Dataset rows
────────
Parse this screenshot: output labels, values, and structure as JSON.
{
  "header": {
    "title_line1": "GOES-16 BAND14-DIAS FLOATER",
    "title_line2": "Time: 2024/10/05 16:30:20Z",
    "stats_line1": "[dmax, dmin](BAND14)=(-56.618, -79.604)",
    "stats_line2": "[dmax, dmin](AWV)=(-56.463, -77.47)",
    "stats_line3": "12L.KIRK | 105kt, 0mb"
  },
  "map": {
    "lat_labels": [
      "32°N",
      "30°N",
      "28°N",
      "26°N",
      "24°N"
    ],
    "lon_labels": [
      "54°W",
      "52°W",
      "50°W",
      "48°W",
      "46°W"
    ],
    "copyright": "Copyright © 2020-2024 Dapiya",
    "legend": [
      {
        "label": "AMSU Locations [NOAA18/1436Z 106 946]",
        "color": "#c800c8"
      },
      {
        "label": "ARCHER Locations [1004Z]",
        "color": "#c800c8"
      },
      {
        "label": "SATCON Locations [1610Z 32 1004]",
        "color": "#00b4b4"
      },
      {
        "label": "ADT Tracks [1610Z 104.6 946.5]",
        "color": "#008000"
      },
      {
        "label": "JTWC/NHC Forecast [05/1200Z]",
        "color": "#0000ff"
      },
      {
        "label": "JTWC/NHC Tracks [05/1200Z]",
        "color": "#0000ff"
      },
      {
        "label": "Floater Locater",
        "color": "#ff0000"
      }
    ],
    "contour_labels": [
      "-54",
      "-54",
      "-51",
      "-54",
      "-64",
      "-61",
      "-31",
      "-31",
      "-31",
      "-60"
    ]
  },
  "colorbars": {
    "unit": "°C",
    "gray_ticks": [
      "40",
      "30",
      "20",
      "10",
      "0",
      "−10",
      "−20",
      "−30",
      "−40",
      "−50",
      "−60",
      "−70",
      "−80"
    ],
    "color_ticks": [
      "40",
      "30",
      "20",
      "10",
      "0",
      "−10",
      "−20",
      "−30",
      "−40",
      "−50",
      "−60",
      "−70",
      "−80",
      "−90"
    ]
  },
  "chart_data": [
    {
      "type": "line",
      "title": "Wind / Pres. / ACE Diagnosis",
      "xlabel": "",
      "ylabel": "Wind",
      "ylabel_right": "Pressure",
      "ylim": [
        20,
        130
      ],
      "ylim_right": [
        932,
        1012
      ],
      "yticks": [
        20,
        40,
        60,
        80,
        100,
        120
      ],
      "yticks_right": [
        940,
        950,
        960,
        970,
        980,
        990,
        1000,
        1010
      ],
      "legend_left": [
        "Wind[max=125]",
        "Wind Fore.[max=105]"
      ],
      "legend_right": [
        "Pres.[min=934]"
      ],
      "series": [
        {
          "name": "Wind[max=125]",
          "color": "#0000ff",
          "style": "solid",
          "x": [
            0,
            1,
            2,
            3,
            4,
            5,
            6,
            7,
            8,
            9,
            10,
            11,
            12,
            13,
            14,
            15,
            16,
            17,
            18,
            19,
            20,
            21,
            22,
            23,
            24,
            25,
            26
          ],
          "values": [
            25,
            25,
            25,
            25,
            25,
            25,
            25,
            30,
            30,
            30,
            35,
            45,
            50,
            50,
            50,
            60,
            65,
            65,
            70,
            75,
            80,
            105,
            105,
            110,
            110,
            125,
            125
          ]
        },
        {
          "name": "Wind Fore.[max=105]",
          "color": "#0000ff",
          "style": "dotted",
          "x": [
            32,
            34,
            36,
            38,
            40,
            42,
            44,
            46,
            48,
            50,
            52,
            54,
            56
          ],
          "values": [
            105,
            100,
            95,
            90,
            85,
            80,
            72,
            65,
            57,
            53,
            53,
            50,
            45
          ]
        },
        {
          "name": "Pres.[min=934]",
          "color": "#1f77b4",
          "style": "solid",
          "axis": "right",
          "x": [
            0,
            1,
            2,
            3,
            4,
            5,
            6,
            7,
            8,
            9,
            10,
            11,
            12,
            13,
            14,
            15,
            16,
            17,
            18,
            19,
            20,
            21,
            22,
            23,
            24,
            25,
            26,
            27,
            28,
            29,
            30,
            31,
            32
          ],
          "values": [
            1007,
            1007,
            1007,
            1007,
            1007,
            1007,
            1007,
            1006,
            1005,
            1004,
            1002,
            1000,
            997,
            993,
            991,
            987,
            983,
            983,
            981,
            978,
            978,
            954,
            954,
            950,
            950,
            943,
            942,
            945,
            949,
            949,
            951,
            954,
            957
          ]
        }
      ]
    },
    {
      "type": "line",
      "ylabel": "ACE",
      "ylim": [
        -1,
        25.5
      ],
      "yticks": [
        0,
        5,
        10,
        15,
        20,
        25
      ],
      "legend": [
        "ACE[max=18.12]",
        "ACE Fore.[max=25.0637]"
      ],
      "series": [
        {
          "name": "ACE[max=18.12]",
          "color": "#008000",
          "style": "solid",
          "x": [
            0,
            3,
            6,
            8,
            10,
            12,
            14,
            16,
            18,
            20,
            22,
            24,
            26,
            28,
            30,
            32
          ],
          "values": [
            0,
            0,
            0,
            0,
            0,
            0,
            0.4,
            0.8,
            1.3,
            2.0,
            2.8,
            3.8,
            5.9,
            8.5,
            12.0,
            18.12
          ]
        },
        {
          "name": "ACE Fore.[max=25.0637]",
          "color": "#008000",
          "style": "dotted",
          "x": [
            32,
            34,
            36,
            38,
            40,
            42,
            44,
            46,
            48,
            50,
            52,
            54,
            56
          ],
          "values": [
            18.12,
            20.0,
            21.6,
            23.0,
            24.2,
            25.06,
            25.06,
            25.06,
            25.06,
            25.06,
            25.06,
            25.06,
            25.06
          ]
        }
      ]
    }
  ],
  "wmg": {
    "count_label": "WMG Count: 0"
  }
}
────────
Required task :: Extract every entry above as it appears.

In response ::
Parse this screenshot: output labels, values, and structure as JSON.
{
  "header": {
    "title_line1": "GOES-16 BAND14-DIAS FLOATER",
    "title_line2": "Time: 2024/10/05 16:30:20Z",
    "stats_line1": "[dmax, dmin](BAND14)=(-56.618, -79.604)",
    "stats_line2": "[dmax, dmin](AWV)=(-56.463, -77.47)",
    "stats_line3": "12L.KIRK | 105kt, 0mb"
  },
  "map": {
    "lat_labels": [
      "32°N",
      "30°N",
      "28°N",
      "26°N",
      "24°N"
    ],
    "lon_labels": [
      "54°W",
      "52°W",
      "50°W",
      "48°W",
      "46°W"
    ],
    "copyright": "Copyright © 2020-2024 Dapiya",
    "legend": [
      {
        "label": "AMSU Locations [NOAA18/1436Z 106 946]",
        "color": "#c800c8"
      },
      {
        "label": "ARCHER Locations [1004Z]",
        "color": "#c800c8"
      },
      {
        "label": "SATCON Locations [1610Z 32 1004]",
        "color": "#00b4b4"
      },
      {
        "label": "ADT Tracks [1610Z 104.6 946.5]",
        "color": "#008000"
      },
      {
        "label": "JTWC/NHC Forecast [05/1200Z]",
        "color": "#0000ff"
      },
      {
        "label": "JTWC/NHC Tracks [05/1200Z]",
        "color": "#0000ff"
      },
      {
        "label": "Floater Locater",
        "color": "#ff0000"
      }
    ],
    "contour_labels": [
      "-54",
      "-54",
      "-51",
      "-54",
      "-64",
      "-61",
      "-31",
      "-31",
      "-31",
      "-60"
    ]
  },
  "colorbars": {
    "unit": "°C",
    "gray_ticks": [
      "40",
      "30",
      "20",
      "10",
      "0",
      "−10",
      "−20",
      "−30",
      "−40",
      "−50",
      "−60",
      "−70",
      "−80"
    ],
    "color_ticks": [
      "40",
      "30",
      "20",
      "10",
      "0",
      "−10",
      "−20",
      "−30",
      "−40",
      "−50",
      "−60",
      "−70",
      "−80",
      "−90"
    ]
  },
  "chart_data": [
    {
      "type": "line",
      "title": "Wind / Pres. / ACE Diagnosis",
      "xlabel": "",
      "ylabel": "Wind",
      "ylabel_right": "Pressure",
      "ylim": [
        20,
        130
      ],
      "ylim_right": [
        932,
        1012
      ],
      "yticks": [
        20,
        40,
        60,
        80,
        100,
        120
      ],
      "yticks_right": [
        940,
        950,
        960,
        970,
        980,
        990,
        1000,
        1010
      ],
      "legend_left": [
        "Wind[max=125]",
        "Wind Fore.[max=105]"
      ],
      "legend_right": [
        "Pres.[min=934]"
      ],
      "series": [
        {
          "name": "Wind[max=125]",
          "color": "#0000ff",
          "style": "solid",
          "x": [
            0,
            1,
            2,
            3,
            4,
            5,
            6,
            7,
            8,
            9,
            10,
            11,
            12,
            13,
            14,
            15,
            16,
            17,
            18,
            19,
            20,
            21,
            22,
            23,
            24,
            25,
            26
          ],
          "values": [
            25,
            25,
            25,
            25,
            25,
            25,
            25,
            30,
            30,
            30,
            35,
            45,
            50,
            50,
            50,
            60,
            65,
            65,
            70,
            75,
            80,
            105,
            105,
            110,
            110,
            125,
            125
          ]
        },
        {
          "name": "Wind Fore.[max=105]",
          "color": "#0000ff",
          "style": "dotted",
          "x": [
            32,
            34,
            36,
            38,
            40,
            42,
            44,
            46,
            48,
            50,
            52,
            54,
            56
          ],
          "values": [
            105,
            100,
            95,
            90,
            85,
            80,
            72,
            65,
            57,
            53,
            53,
            50,
            45
          ]
        },
        {
          "name": "Pres.[min=934]",
          "color": "#1f77b4",
          "style": "solid",
          "axis": "right",
          "x": [
            0,
            1,
            2,
            3,
            4,
            5,
            6,
            7,
            8,
            9,
            10,
            11,
            12,
            13,
            14,
            15,
            16,
            17,
            18,
            19,
            20,
            21,
            22,
            23,
            24,
            25,
            26,
            27,
            28,
            29,
            30,
            31,
            32
          ],
          "values": [
            1007,
            1007,
            1007,
            1007,
            1007,
            1007,
            1007,
            1006,
            1005,
            1004,
            1002,
            1000,
            997,
            993,
            991,
            987,
            983,
            983,
            981,
            978,
            978,
            954,
            954,
            950,
            950,
            943,
            942,
            945,
            949,
            949,
            951,
            954,
            957
          ]
        }
      ]
    },
    {
      "type": "line",
      "ylabel": "ACE",
      "ylim": [
        -1,
        25.5
      ],
      "yticks": [
        0,
        5,
        10,
        15,
        20,
        25
      ],
      "legend": [
        "ACE[max=18.12]",
        "ACE Fore.[max=25.0637]"
      ],
      "series": [
        {
          "name": "ACE[max=18.12]",
          "color": "#008000",
          "style": "solid",
          "x": [
            0,
            3,
            6,
            8,
            10,
            12,
            14,
            16,
            18,
            20,
            22,
            24,
            26,
            28,
            30,
            32
          ],
          "values": [
            0,
            0,
            0,
            0,
            0,
            0,
            0.4,
            0.8,
            1.3,
            2.0,
            2.8,
            3.8,
            5.9,
            8.5,
            12.0,
            18.12
          ]
        },
        {
          "name": "ACE Fore.[max=25.0637]",
          "color": "#008000",
          "style": "dotted",
          "x": [
            32,
            34,
            36,
            38,
            40,
            42,
            44,
            46,
            48,
            50,
            52,
            54,
            56
          ],
          "values": [
            18.12,
            20.0,
            21.6,
            23.0,
            24.2,
            25.06,
            25.06,
            25.06,
            25.06,
            25.06,
            25.06,
            25.06,
            25.06
          ]
        }
      ]
    }
  ],
  "wmg": {
    "count_label": "WMG Count: 0"
  }
}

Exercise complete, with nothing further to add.